Exercise description:
Return the whole listing, keeping every character the same.

Data records:
════════════════════

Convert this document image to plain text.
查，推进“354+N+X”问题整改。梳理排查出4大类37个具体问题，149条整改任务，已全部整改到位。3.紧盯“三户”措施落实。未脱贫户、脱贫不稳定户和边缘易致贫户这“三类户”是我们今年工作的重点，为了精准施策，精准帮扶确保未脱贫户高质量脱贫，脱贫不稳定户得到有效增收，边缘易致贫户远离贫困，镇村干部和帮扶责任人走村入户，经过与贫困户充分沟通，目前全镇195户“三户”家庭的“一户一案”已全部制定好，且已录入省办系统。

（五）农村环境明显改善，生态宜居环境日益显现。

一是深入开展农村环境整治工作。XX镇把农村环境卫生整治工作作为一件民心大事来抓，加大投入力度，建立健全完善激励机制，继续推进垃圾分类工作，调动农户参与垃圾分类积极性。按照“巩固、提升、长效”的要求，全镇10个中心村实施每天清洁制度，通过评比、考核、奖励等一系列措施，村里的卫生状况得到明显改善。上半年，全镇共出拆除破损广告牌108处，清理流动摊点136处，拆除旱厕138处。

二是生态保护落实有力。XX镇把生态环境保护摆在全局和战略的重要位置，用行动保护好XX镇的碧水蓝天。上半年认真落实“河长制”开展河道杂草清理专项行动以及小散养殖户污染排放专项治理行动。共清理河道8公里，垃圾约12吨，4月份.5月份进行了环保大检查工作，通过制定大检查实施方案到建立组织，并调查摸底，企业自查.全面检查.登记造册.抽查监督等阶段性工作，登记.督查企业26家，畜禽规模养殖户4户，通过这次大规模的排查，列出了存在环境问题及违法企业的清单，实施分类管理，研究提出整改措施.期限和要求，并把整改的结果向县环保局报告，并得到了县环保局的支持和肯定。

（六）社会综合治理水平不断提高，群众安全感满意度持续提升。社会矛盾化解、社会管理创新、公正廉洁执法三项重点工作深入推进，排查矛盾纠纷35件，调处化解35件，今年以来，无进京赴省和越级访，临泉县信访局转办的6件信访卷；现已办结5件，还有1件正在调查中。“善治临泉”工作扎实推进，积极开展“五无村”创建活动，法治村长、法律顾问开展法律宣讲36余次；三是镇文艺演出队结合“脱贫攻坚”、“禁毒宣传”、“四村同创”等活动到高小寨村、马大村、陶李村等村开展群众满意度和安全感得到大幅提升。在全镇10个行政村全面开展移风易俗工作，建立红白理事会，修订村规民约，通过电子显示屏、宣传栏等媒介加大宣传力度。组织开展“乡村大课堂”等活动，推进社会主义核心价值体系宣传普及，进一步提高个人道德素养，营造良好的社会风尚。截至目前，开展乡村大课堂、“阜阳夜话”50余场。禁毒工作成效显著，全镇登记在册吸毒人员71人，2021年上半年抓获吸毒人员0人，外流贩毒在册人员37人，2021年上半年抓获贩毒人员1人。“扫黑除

════════════════════

Exercise solution:
Convert this document image to plain text.
查，推进“354+N+X”问题整改。梳理排查出4大类37个具体问题，149条整改任务，已全部整改到位。3.紧盯“三户”措施落实。未脱贫户、脱贫不稳定户和边缘易致贫户这“三类户”是我们今年工作的重点，为了精准施策，精准帮扶确保未脱贫户高质量脱贫，脱贫不稳定户得到有效增收，边缘易致贫户远离贫困，镇村干部和帮扶责任人走村入户，经过与贫困户充分沟通，目前全镇195户“三户”家庭的“一户一案”已全部制定好，且已录入省办系统。

（五）农村环境明显改善，生态宜居环境日益显现。

一是深入开展农村环境整治工作。XX镇把农村环境卫生整治工作作为一件民心大事来抓，加大投入力度，建立健全完善激励机制，继续推进垃圾分类工作，调动农户参与垃圾分类积极性。按照“巩固、提升、长效”的要求，全镇10个中心村实施每天清洁制度，通过评比、考核、奖励等一系列措施，村里的卫生状况得到明显改善。上半年，全镇共出拆除破损广告牌108处，清理流动摊点136处，拆除旱厕138处。

二是生态保护落实有力。XX镇把生态环境保护摆在全局和战略的重要位置，用行动保护好XX镇的碧水蓝天。上半年认真落实“河长制”开展河道杂草清理专项行动以及小散养殖户污染排放专项治理行动。共清理河道8公里，垃圾约12吨，4月份.5月份进行了环保大检查工作，通过制定大检查实施方案到建立组织，并调查摸底，企业自查.全面检查.登记造册.抽查监督等阶段性工作，登记.督查企业26家，畜禽规模养殖户4户，通过这次大规模的排查，列出了存在环境问题及违法企业的清单，实施分类管理，研究提出整改措施.期限和要求，并把整改的结果向县环保局报告，并得到了县环保局的支持和肯定。

（六）社会综合治理水平不断提高，群众安全感满意度持续提升。社会矛盾化解、社会管理创新、公正廉洁执法三项重点工作深入推进，排查矛盾纠纷35件，调处化解35件，今年以来，无进京赴省和越级访，临泉县信访局转办的6件信访卷；现已办结5件，还有1件正在调查中。“善治临泉”工作扎实推进，积极开展“五无村”创建活动，法治村长、法律顾问开展法律宣讲36余次；三是镇文艺演出队结合“脱贫攻坚”、“禁毒宣传”、“四村同创”等活动到高小寨村、马大村、陶李村等村开展群众满意度和安全感得到大幅提升。在全镇10个行政村全面开展移风易俗工作，建立红白理事会，修订村规民约，通过电子显示屏、宣传栏等媒介加大宣传力度。组织开展“乡村大课堂”等活动，推进社会主义核心价值体系宣传普及，进一步提高个人道德素养，营造良好的社会风尚。截至目前，开展乡村大课堂、“阜阳夜话”50余场。禁毒工作成效显著，全镇登记在册吸毒人员71人，2021年上半年抓获吸毒人员0人，外流贩毒在册人员37人，2021年上半年抓获贩毒人员1人。“扫黑除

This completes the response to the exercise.